# INSTRUCTIONS FOR THE TASK:
Could you copy every line from the material below in which "main" appears?

━━━━━ EXERCISE INPUT ━━━━━

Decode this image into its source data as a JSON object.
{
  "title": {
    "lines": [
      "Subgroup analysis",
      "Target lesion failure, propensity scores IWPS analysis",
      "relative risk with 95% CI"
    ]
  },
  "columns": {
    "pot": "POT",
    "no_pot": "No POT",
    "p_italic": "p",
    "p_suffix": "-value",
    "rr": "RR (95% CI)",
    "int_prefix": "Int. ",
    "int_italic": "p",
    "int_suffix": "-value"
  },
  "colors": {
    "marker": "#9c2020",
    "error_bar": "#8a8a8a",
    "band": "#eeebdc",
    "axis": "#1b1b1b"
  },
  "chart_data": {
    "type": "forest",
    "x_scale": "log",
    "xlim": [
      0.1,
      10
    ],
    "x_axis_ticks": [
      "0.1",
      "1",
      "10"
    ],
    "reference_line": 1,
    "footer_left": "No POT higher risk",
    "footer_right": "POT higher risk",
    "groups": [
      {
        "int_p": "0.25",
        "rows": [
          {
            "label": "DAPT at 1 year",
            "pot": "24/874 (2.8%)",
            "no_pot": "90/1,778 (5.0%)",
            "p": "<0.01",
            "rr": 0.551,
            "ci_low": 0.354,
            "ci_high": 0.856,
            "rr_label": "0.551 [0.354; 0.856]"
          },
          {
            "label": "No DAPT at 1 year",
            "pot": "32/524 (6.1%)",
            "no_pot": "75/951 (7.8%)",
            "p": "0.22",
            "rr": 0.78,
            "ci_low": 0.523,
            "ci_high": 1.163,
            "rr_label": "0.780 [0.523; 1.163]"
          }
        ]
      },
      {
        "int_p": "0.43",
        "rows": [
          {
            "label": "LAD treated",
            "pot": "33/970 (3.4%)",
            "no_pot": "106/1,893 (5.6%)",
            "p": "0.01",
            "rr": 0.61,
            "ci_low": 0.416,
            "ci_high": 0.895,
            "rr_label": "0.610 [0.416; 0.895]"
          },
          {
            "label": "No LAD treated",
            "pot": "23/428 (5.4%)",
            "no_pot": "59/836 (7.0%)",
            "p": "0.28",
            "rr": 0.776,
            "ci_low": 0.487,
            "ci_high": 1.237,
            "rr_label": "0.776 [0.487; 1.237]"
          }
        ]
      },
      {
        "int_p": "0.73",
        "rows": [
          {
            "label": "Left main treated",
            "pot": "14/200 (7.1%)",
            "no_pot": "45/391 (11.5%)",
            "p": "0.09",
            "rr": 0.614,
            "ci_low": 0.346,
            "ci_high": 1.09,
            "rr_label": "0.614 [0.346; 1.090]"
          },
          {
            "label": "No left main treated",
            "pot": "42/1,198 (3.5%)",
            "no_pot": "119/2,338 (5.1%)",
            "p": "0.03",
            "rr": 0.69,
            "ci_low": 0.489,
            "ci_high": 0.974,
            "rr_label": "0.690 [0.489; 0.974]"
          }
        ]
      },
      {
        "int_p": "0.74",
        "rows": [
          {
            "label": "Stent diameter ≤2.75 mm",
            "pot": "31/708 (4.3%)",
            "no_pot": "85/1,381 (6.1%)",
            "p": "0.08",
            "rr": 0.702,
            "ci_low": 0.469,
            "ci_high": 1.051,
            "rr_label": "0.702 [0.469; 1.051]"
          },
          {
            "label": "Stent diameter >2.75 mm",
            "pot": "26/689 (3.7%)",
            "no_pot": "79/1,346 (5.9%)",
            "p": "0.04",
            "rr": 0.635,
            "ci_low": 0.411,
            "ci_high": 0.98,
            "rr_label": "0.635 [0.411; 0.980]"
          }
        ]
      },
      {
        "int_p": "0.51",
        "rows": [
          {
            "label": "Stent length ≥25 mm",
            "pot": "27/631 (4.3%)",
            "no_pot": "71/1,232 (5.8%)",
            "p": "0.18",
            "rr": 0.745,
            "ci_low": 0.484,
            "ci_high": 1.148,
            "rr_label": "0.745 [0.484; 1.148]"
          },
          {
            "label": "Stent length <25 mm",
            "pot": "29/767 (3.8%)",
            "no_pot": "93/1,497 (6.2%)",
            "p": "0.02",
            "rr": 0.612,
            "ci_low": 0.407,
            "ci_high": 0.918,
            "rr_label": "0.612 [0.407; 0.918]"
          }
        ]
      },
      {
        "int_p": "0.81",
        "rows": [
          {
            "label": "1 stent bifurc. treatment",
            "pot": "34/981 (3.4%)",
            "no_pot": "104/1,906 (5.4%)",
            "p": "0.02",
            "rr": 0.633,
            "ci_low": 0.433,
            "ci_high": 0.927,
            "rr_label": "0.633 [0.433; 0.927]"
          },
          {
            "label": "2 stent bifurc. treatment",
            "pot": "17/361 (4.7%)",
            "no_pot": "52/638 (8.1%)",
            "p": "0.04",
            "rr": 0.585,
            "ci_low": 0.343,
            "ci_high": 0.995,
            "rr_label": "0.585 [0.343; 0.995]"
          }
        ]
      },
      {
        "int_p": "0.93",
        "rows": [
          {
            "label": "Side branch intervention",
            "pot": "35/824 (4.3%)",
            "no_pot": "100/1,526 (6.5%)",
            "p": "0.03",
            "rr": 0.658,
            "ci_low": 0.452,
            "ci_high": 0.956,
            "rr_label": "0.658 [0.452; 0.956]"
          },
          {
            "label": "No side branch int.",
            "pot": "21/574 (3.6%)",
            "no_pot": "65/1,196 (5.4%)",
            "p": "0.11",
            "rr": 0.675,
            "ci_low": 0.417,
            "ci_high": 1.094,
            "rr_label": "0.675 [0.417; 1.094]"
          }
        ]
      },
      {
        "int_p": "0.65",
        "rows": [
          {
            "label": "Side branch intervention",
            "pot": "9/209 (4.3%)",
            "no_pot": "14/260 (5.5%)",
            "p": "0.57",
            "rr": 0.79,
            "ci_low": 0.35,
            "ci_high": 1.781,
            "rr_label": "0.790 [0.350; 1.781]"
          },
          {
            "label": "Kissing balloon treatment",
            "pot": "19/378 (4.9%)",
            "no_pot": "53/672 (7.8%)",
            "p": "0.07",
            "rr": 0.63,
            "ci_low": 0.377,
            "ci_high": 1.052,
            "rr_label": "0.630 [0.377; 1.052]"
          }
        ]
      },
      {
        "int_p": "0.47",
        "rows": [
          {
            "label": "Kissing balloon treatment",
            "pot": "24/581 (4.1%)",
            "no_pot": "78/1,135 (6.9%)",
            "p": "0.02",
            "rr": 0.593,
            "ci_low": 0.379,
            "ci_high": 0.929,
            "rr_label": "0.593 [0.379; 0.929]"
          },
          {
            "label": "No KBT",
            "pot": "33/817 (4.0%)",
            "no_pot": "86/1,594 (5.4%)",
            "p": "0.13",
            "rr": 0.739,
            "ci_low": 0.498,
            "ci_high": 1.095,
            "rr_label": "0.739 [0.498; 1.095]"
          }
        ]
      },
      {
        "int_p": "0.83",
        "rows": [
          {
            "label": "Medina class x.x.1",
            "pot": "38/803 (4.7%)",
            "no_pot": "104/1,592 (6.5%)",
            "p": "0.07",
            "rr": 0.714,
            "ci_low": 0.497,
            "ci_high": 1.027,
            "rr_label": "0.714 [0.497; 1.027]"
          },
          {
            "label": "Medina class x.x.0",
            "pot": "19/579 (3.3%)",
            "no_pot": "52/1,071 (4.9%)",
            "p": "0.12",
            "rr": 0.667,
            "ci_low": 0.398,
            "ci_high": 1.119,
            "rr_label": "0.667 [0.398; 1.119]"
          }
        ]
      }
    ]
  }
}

━━━━━

# FINAL RESULT:
            "label": "Left main treated",
            "label": "No left main treated",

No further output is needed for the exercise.